Which lines in the listing below contain "leading"? Copy each of them.

### Provided material
▼▼▼

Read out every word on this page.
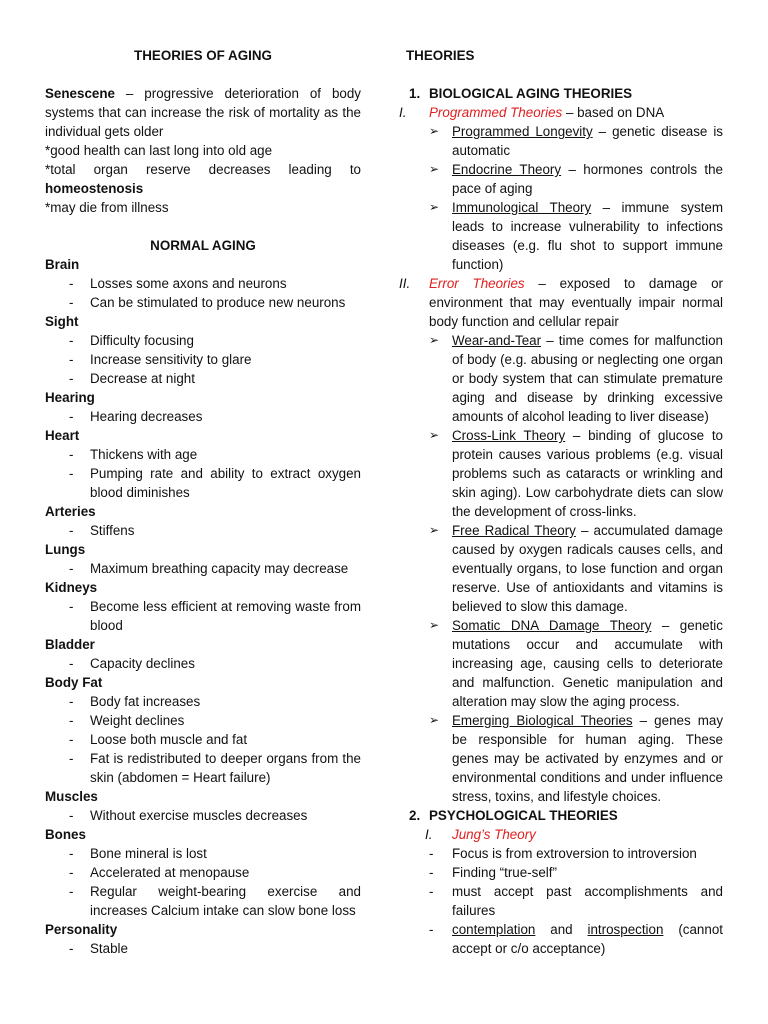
THEORIES OF AGING
Senescene – progressive deterioration of body systems that can increase the risk of mortality as the individual gets older
*good health can last long into old age
*total organ reserve decreases leading to
homeostenosis
*may die from illness
NORMAL AGING
Brain
- Losses some axons and neurons
- Can be stimulated to produce new neurons
Sight
- Difficulty focusing
- Increase sensitivity to glare
- Decrease at night
Hearing
- Hearing decreases
Heart
- Thickens with age
- Pumping rate and ability to extract oxygen blood diminishes
Arteries
- Stiffens
Lungs
- Maximum breathing capacity may decrease
Kidneys
- Become less efficient at removing waste from blood
Bladder
- Capacity declines
Body Fat
- Body fat increases
- Weight declines
- Loose both muscle and fat
- Fat is redistributed to deeper organs from the skin (abdomen = Heart failure)
Muscles
- Without exercise muscles decreases
Bones
- Bone mineral is lost
- Accelerated at menopause
- Regular weight-bearing exercise and increases Calcium intake can slow bone loss
Personality
- Stable
THEORIES
1. BIOLOGICAL AGING THEORIES
I. Programmed Theories – based on DNA
➢ Programmed Longevity – genetic disease is automatic
➢ Endocrine Theory – hormones controls the pace of aging
➢ Immunological Theory – immune system leads to increase vulnerability to infections diseases (e.g. flu shot to support immune function)
II. Error Theories – exposed to damage or environment that may eventually impair normal body function and cellular repair
➢ Wear-and-Tear – time comes for malfunction of body (e.g. abusing or neglecting one organ or body system that can stimulate premature aging and disease by drinking excessive amounts of alcohol leading to liver disease)
➢ Cross-Link Theory – binding of glucose to protein causes various problems (e.g. visual problems such as cataracts or wrinkling and skin aging). Low carbohydrate diets can slow the development of cross-links.
➢ Free Radical Theory – accumulated damage caused by oxygen radicals causes cells, and eventually organs, to lose function and organ reserve. Use of antioxidants and vitamins is believed to slow this damage.
➢ Somatic DNA Damage Theory – genetic mutations occur and accumulate with increasing age, causing cells to deteriorate and malfunction. Genetic manipulation and alteration may slow the aging process.
➢ Emerging Biological Theories – genes may be responsible for human aging. These genes may be activated by enzymes and or environmental conditions and under influence stress, toxins, and lifestyle choices.
2. PSYCHOLOGICAL THEORIES
I. Jung’s Theory
- Focus is from extroversion to introversion
- Finding “true-self”
- must accept past accomplishments and failures
- contemplation and introspection (cannot accept or c/o acceptance)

▲▲▲

### Result for this exercise
*total organ reserve decreases leading to
➢ Wear-and-Tear – time comes for malfunction of body (e.g. abusing or neglecting one organ or body system that can stimulate premature aging and disease by drinking excessive amounts of alcohol leading to liver disease)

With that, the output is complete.